Gather all lines in the entries that include the word "Quantity".

(Data items)
⁂
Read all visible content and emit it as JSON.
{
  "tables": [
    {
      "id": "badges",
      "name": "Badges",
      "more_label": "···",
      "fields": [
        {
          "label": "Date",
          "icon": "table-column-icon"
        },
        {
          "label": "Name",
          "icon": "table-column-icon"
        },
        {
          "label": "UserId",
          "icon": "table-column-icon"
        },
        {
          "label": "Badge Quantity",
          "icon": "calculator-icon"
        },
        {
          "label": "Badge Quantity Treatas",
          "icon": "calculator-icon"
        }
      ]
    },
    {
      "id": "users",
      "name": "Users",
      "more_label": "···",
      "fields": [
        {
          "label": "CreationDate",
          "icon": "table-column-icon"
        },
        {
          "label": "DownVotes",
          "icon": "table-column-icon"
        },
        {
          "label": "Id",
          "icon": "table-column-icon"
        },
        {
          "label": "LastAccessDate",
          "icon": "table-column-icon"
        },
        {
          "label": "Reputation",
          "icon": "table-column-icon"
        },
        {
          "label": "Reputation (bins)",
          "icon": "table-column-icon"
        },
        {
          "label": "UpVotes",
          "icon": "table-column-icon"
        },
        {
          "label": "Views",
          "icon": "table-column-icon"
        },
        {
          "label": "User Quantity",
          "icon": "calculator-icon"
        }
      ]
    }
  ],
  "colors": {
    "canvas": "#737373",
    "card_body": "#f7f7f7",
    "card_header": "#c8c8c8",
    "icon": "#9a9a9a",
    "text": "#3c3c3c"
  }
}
⁂
* **Reply**:
          "label": "Badge Quantity",
          "label": "Badge Quantity Treatas",
          "label": "User Quantity",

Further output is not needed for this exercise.